* Begin SUPPLIED TEXT *

Good News from Wheeling: Three Bransfield Enablers Resign from Chancery! Bad News: Two Get Parishes!


Frederick Annie       Anthony Cincinnati        Kevin Quirk
Three "my Lords", Quirk, Annie, and Cincinnati have resigned from their Church leadership positions at the chancery after a Vatican report that found them complicit in enabling harassing and abusive behavior by Bishop Michael Bransfield.

No reason was given for the resignations, but Nabi wrote often about them and the people of Wheeling know they were all enablers (and beneficiaries one presumes) of Bransfield's gratitude for their silence. Annie bought the booze to the tune of tens of thousands of diocesan money. He lived with Bransfield which leads one to wonder whether he was the bishop's drinking buddy. 

Unfortunately, two of these men, Annie and Cincinnati, are getting local parishes. They better have good finance councils in place is all I can say. The poor people of Wheeling have suffered enough. I hope they refuse to bankroll these men.

Three priests accused of enabling W.Va. bishop’s ‘predatory and harassing conduct’ resign (Washington Post)

Bishop Michael J. Bransfield, seen in 2015. (Scott McCloskey/Intelligencer/AP)

June 10 at 8:23 PM


Three high-ranking priests who allegedly enabled “predatory and harassing conduct” by Bishop Michael J. Bransfield when he was leader of the Catholic Church in West Virginia have resigned from their leadership posts, church officials announced Monday.

A statement from Archbishop William Lori of Baltimore gave no reason for the resignations. But the three monsignors — Frederick Annie, Anthony Cincinnati and Kevin Quirk — are central figures in a scandal over alleged sexual and financial misconduct by Bransfield, according to a confidential report described in a Washington Post story last week.
The report by five lay Catholics was completed and submitted to the Vatican in February. Lori’s statement said Annie resigned in September, around the time the Vatican launched its investigation. Quirk and Cincinnati resigned on Monday, Lori said.

The confidential report had recommended their removal.

* End SUPPLIED TEXT *
* Begin SUPPLIED MATERIAL *

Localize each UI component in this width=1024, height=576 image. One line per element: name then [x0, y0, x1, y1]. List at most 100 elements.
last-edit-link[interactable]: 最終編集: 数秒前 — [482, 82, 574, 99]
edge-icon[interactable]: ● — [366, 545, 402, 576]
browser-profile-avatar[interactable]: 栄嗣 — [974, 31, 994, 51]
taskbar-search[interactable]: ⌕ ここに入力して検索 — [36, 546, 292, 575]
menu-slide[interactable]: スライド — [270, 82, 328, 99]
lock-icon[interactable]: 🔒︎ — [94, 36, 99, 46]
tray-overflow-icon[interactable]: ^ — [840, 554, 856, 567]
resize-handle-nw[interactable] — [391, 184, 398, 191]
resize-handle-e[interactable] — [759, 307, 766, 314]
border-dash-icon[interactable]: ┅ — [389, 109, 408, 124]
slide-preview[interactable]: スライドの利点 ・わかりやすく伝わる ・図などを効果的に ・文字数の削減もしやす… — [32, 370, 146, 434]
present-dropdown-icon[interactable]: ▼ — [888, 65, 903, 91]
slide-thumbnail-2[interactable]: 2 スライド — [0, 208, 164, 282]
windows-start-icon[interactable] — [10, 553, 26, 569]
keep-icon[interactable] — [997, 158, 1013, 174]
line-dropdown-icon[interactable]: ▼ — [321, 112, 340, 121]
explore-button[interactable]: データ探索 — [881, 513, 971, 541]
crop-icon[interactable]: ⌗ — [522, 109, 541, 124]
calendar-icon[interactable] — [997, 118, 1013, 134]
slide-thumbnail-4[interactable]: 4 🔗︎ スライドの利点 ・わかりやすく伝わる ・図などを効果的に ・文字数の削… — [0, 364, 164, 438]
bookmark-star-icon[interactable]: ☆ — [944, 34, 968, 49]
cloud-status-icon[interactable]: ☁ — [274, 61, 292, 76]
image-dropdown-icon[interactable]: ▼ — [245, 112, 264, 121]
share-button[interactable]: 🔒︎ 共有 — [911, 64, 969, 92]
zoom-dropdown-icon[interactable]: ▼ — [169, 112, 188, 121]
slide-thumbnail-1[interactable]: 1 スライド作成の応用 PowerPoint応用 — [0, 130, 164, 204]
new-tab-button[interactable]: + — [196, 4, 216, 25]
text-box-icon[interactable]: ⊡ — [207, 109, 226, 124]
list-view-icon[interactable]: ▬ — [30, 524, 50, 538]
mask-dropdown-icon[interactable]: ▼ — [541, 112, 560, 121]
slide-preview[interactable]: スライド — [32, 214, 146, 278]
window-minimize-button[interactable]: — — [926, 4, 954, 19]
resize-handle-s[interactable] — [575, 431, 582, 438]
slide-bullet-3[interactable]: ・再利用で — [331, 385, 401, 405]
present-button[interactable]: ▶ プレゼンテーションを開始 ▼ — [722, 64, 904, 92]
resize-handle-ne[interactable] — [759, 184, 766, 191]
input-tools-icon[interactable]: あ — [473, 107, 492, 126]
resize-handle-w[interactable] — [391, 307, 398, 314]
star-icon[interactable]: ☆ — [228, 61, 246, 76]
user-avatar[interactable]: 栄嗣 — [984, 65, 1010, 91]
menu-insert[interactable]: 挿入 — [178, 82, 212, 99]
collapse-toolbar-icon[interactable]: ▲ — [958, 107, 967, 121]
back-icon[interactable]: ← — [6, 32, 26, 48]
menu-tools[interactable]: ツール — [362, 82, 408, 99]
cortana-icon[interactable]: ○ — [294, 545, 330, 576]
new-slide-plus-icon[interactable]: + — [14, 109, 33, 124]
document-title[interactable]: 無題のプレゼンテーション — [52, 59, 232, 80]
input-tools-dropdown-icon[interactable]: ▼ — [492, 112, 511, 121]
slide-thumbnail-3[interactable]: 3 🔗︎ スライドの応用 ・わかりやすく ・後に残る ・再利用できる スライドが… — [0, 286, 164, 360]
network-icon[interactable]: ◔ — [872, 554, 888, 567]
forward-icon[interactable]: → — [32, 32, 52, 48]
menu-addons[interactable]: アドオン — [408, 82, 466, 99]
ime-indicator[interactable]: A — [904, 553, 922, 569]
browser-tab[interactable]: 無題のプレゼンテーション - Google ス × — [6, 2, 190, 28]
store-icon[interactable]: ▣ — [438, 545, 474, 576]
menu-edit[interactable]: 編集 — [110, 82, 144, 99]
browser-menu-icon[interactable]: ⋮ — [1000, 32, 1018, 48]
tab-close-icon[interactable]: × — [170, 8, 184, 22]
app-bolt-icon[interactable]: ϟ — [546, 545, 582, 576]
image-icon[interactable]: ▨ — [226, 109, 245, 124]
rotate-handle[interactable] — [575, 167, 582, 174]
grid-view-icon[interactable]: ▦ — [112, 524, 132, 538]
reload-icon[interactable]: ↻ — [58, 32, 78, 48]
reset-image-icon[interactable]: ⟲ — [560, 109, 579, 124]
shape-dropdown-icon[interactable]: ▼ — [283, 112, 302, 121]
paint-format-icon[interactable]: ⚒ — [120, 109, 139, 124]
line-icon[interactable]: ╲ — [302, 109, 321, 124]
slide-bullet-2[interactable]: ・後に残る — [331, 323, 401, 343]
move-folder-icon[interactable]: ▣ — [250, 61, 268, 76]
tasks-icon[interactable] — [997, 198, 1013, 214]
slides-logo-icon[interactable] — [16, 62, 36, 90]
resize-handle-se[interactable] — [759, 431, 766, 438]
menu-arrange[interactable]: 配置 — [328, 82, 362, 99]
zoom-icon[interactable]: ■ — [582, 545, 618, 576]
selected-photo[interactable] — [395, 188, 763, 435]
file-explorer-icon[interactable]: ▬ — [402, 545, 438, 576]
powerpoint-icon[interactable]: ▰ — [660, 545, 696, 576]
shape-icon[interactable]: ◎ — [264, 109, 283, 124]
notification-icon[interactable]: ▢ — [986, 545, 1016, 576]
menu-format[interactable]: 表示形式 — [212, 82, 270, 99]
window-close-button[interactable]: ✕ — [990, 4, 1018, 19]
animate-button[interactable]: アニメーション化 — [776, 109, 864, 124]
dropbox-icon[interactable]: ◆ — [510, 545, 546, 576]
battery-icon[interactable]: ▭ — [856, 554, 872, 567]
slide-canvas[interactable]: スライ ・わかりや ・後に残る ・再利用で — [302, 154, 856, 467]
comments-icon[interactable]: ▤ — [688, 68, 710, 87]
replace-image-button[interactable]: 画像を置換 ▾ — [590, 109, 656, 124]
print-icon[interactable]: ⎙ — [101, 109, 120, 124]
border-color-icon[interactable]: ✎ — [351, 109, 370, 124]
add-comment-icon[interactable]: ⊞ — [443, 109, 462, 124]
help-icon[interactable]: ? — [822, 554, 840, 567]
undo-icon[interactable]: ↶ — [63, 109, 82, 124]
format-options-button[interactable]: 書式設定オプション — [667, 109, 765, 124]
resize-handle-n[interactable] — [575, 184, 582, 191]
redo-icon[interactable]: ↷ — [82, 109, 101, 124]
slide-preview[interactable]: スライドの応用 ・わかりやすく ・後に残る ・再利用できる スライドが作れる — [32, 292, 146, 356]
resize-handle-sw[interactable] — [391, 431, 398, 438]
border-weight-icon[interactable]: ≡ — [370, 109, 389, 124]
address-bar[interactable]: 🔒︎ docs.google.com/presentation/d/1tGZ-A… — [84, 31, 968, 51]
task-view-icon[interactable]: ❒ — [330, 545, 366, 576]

* End SUPPLIED MATERIAL *

◆ **PROBLEMS TO WORK ON**
[a] According to the post about the Wheeling chancery resignations, how many lay Catholics wrote the confidential report?
[b] Substitute "budget committees" for "finance councils" in the post about the Wheeling chancery resignations, and give the passage from "No reason was" up to and including "bankroll these men.".
[c] Pick up the post about the Wheeling chancery resignations where it stops, and continue it.

◆ **TASK-BY-TASK OUTPUTS**
[a] Five.

[b]
No reason was given for the resignations, but Nabi wrote often about them and the people of Wheeling know they were all enablers (and beneficiaries one presumes) of Bransfield's gratitude for their silence. Annie bought the booze to the tune of tens of thousands of diocesan money. He lived with Bransfield which leads one to wonder whether he was the bishop's drinking buddy. 

Unfortunately, two of these men, Annie and Cincinnati, are getting local parishes. They better have good budget committees in place is all I can say. The poor people of Wheeling have suffered enough. I hope they refuse to bankroll these men.

[c]
“By failing to take any action, the Chancery Monsignors enabled the predatory and harassing conduct of Bishop Bransfield, and allowed him to recklessly spend Diocesan funds for his own personal use,” the report states.

Annie, Cincinnati and Quirk did not respond to requests for interviews or comment.
The report alleges that Bransfield spent $2.4 million in church money on travel, including chartered jets, and that he and his aides spent nearly $1,000 a month on alcohol, among many other personal luxuries.

Citing church financial documents, The Post reported that Bransfield also gave cash gifts totaling $350,000 to fellow clergymen over his 13 years at the Diocese of Wheeling-Charleston, including young priests he is accused of mistreating and more than a dozen cardinals in the United States and at the Vatican. The church reimbursed him by boosting his compensation, the records show.

Bransfield has denied the allegations, telling The Post in a brief interview last week that “none of it is true” and that critics are “trying to destroy my reputation.”

After the publication of The Post’s report, a Vatican cardinal and at least nine other clerics pledged to return money that they received as personal gifts from Bransfield to the diocese, saying they did not know that it was church money.

Lori, the acting leader of the West Virginia diocese, is among those who received cash gifts from Bransfield and pledged to return the money.

On Friday, Lori said in an interview that he did not have the authority to make personnel changes recommended by the confidential report. “That will be for the next bishop,” Lori told The Post.

Tim Bishop, a spokesman for the West Virginia diocese, said that the personnel changes announced Monday were unusual but that Lori “feels the need to set the stage for the next bishop.”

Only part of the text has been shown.